Work to complete — Please restate the data word for word.

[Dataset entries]
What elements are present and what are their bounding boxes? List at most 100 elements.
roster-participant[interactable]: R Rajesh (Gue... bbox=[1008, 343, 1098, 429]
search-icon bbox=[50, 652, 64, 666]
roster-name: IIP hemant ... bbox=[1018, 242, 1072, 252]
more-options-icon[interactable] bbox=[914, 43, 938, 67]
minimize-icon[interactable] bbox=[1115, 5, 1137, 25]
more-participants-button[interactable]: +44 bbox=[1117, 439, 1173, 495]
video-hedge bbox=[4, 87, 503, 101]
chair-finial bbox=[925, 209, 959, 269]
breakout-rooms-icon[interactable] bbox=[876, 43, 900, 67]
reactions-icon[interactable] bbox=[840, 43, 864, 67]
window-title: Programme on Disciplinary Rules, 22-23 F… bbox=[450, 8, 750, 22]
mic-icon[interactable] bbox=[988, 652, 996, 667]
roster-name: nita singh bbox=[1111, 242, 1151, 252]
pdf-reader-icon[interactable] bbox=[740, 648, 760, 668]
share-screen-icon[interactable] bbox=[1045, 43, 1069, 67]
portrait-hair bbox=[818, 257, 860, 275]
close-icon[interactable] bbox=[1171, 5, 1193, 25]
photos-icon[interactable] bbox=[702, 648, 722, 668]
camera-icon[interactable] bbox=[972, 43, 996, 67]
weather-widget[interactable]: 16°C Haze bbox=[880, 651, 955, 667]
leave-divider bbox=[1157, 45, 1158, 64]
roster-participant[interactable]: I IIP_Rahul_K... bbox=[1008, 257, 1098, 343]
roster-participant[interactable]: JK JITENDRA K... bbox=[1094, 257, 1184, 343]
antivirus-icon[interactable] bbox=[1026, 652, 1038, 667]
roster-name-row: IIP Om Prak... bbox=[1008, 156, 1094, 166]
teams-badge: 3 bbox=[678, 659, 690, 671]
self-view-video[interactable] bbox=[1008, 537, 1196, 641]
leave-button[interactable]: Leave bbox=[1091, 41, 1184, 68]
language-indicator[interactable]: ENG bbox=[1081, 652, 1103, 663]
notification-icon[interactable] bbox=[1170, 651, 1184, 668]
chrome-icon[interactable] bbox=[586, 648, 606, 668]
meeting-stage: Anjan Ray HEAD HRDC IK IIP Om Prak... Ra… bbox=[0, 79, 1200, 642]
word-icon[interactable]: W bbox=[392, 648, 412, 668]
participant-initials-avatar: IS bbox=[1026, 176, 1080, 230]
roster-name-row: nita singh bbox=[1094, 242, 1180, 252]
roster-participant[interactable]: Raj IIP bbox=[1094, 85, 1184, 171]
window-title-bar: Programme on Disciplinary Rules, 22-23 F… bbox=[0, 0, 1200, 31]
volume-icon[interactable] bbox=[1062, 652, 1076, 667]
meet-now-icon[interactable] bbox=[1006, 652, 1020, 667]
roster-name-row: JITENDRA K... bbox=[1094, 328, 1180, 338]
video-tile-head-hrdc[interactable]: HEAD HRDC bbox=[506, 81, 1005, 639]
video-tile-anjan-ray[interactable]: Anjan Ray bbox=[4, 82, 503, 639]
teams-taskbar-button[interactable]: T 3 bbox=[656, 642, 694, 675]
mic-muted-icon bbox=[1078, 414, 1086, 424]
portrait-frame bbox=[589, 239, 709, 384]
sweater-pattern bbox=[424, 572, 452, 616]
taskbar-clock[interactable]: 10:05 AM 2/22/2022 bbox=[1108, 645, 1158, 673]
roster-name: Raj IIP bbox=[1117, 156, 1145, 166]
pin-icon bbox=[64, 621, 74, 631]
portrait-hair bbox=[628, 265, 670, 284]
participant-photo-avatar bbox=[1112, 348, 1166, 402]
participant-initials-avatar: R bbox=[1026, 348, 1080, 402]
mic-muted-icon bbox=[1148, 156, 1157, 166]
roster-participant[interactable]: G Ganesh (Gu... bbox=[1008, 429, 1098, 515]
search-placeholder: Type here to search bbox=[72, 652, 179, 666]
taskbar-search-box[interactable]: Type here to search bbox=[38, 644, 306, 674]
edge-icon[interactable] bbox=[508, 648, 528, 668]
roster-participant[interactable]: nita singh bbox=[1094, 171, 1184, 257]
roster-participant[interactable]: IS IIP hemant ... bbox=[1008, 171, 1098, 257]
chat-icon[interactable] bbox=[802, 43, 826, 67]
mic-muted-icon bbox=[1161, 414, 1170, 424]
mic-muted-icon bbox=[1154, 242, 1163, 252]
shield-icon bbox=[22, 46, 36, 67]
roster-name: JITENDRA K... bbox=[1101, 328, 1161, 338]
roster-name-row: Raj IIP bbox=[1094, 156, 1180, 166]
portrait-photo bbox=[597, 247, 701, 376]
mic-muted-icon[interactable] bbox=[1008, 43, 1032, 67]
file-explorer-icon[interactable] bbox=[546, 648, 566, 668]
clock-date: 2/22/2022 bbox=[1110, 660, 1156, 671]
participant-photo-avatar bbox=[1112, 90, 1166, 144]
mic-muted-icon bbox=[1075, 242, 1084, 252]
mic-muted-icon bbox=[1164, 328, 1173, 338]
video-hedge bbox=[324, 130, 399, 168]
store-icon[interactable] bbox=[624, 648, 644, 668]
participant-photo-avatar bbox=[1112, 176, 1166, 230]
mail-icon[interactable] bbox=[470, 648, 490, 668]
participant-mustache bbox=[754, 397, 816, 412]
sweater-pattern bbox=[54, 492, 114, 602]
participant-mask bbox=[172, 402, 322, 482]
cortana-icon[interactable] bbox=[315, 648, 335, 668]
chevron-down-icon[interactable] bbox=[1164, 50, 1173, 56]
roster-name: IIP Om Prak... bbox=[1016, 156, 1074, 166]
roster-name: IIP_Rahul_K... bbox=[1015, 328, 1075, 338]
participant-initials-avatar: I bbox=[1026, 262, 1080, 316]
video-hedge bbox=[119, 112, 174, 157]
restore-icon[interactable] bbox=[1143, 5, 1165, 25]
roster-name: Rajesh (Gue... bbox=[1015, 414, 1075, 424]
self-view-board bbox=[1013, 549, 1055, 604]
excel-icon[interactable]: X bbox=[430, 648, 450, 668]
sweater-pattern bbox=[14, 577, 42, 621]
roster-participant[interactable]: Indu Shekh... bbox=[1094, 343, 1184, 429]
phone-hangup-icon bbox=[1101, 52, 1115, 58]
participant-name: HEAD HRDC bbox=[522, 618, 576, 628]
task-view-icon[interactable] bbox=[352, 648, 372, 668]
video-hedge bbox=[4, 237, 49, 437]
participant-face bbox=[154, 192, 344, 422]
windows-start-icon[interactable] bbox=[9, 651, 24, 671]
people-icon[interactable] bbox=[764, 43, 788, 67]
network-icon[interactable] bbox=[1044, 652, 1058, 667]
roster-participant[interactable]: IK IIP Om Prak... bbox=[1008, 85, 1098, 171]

Answer area —
What elements are present and what are their bounding boxes? List at most 100 elements.
roster-participant[interactable]: R Rajesh (Gue... bbox=[1008, 343, 1098, 429]
search-icon bbox=[50, 652, 64, 666]
roster-name: IIP hemant ... bbox=[1018, 242, 1072, 252]
more-options-icon[interactable] bbox=[914, 43, 938, 67]
minimize-icon[interactable] bbox=[1115, 5, 1137, 25]
more-participants-button[interactable]: +44 bbox=[1117, 439, 1173, 495]
video-hedge bbox=[4, 87, 503, 101]
chair-finial bbox=[925, 209, 959, 269]
breakout-rooms-icon[interactable] bbox=[876, 43, 900, 67]
reactions-icon[interactable] bbox=[840, 43, 864, 67]
window-title: Programme on Disciplinary Rules, 22-23 F… bbox=[450, 8, 750, 22]
mic-icon[interactable] bbox=[988, 652, 996, 667]
roster-name: nita singh bbox=[1111, 242, 1151, 252]
pdf-reader-icon[interactable] bbox=[740, 648, 760, 668]
share-screen-icon[interactable] bbox=[1045, 43, 1069, 67]
portrait-hair bbox=[818, 257, 860, 275]
close-icon[interactable] bbox=[1171, 5, 1193, 25]
photos-icon[interactable] bbox=[702, 648, 722, 668]
camera-icon[interactable] bbox=[972, 43, 996, 67]
weather-widget[interactable]: 16°C Haze bbox=[880, 651, 955, 667]
leave-divider bbox=[1157, 45, 1158, 64]
roster-participant[interactable]: I IIP_Rahul_K... bbox=[1008, 257, 1098, 343]
roster-participant[interactable]: JK JITENDRA K... bbox=[1094, 257, 1184, 343]
antivirus-icon[interactable] bbox=[1026, 652, 1038, 667]
roster-name-row: IIP Om Prak... bbox=[1008, 156, 1094, 166]
teams-badge: 3 bbox=[678, 659, 690, 671]
self-view-video[interactable] bbox=[1008, 537, 1196, 641]
leave-button[interactable]: Leave bbox=[1091, 41, 1184, 68]
language-indicator[interactable]: ENG bbox=[1081, 652, 1103, 663]
notification-icon[interactable] bbox=[1170, 651, 1184, 668]
chrome-icon[interactable] bbox=[586, 648, 606, 668]
meeting-stage: Anjan Ray HEAD HRDC IK IIP Om Prak... Ra… bbox=[0, 79, 1200, 642]
word-icon[interactable]: W bbox=[392, 648, 412, 668]
participant-initials-avatar: IS bbox=[1026, 176, 1080, 230]
roster-name-row: nita singh bbox=[1094, 242, 1180, 252]
roster-participant[interactable]: Raj IIP bbox=[1094, 85, 1184, 171]
window-title-bar: Programme on Disciplinary Rules, 22-23 F… bbox=[0, 0, 1200, 31]
volume-icon[interactable] bbox=[1062, 652, 1076, 667]
meet-now-icon[interactable] bbox=[1006, 652, 1020, 667]
roster-name-row: JITENDRA K... bbox=[1094, 328, 1180, 338]
video-tile-head-hrdc[interactable]: HEAD HRDC bbox=[506, 81, 1005, 639]
video-tile-anjan-ray[interactable]: Anjan Ray bbox=[4, 82, 503, 639]
teams-taskbar-button[interactable]: T 3 bbox=[656, 642, 694, 675]
mic-muted-icon bbox=[1078, 414, 1086, 424]
portrait-frame bbox=[589, 239, 709, 384]
sweater-pattern bbox=[424, 572, 452, 616]
taskbar-clock[interactable]: 10:05 AM 2/22/2022 bbox=[1108, 645, 1158, 673]
roster-name: Raj IIP bbox=[1117, 156, 1145, 166]
pin-icon bbox=[64, 621, 74, 631]
portrait-hair bbox=[628, 265, 670, 284]
participant-photo-avatar bbox=[1112, 348, 1166, 402]
participant-initials-avatar: R bbox=[1026, 348, 1080, 402]
mic-muted-icon bbox=[1148, 156, 1157, 166]
roster-participant[interactable]: G Ganesh (Gu... bbox=[1008, 429, 1098, 515]
search-placeholder: Type here to search bbox=[72, 652, 179, 666]
taskbar-search-box[interactable]: Type here to search bbox=[38, 644, 306, 674]
edge-icon[interactable] bbox=[508, 648, 528, 668]
roster-participant[interactable]: nita singh bbox=[1094, 171, 1184, 257]
roster-participant[interactable]: IS IIP hemant ... bbox=[1008, 171, 1098, 257]
chat-icon[interactable] bbox=[802, 43, 826, 67]
mic-muted-icon bbox=[1161, 414, 1170, 424]
mic-muted-icon bbox=[1154, 242, 1163, 252]
shield-icon bbox=[22, 46, 36, 67]
roster-name: JITENDRA K... bbox=[1101, 328, 1161, 338]
roster-name-row: Raj IIP bbox=[1094, 156, 1180, 166]
portrait-photo bbox=[597, 247, 701, 376]
mic-muted-icon[interactable] bbox=[1008, 43, 1032, 67]
file-explorer-icon[interactable] bbox=[546, 648, 566, 668]
clock-date: 2/22/2022 bbox=[1110, 660, 1156, 671]
participant-photo-avatar bbox=[1112, 90, 1166, 144]
mic-muted-icon bbox=[1075, 242, 1084, 252]
mic-muted-icon bbox=[1164, 328, 1173, 338]
video-hedge bbox=[324, 130, 399, 168]
store-icon[interactable] bbox=[624, 648, 644, 668]
participant-photo-avatar bbox=[1112, 176, 1166, 230]
mail-icon[interactable] bbox=[470, 648, 490, 668]
participant-mustache bbox=[754, 397, 816, 412]
sweater-pattern bbox=[54, 492, 114, 602]
participant-mask bbox=[172, 402, 322, 482]
cortana-icon[interactable] bbox=[315, 648, 335, 668]
chevron-down-icon[interactable] bbox=[1164, 50, 1173, 56]
roster-name: IIP Om Prak... bbox=[1016, 156, 1074, 166]
roster-name: IIP_Rahul_K... bbox=[1015, 328, 1075, 338]
participant-initials-avatar: I bbox=[1026, 262, 1080, 316]
video-hedge bbox=[119, 112, 174, 157]
restore-icon[interactable] bbox=[1143, 5, 1165, 25]
roster-name: Rajesh (Gue... bbox=[1015, 414, 1075, 424]
self-view-board bbox=[1013, 549, 1055, 604]
excel-icon[interactable]: X bbox=[430, 648, 450, 668]
sweater-pattern bbox=[14, 577, 42, 621]
roster-participant[interactable]: Indu Shekh... bbox=[1094, 343, 1184, 429]
phone-hangup-icon bbox=[1101, 52, 1115, 58]
participant-name: HEAD HRDC bbox=[522, 618, 576, 628]
task-view-icon[interactable] bbox=[352, 648, 372, 668]
video-hedge bbox=[4, 237, 49, 437]
participant-face bbox=[154, 192, 344, 422]
windows-start-icon[interactable] bbox=[9, 651, 24, 671]
people-icon[interactable] bbox=[764, 43, 788, 67]
network-icon[interactable] bbox=[1044, 652, 1058, 667]
roster-participant[interactable]: IK IIP Om Prak... bbox=[1008, 85, 1098, 171]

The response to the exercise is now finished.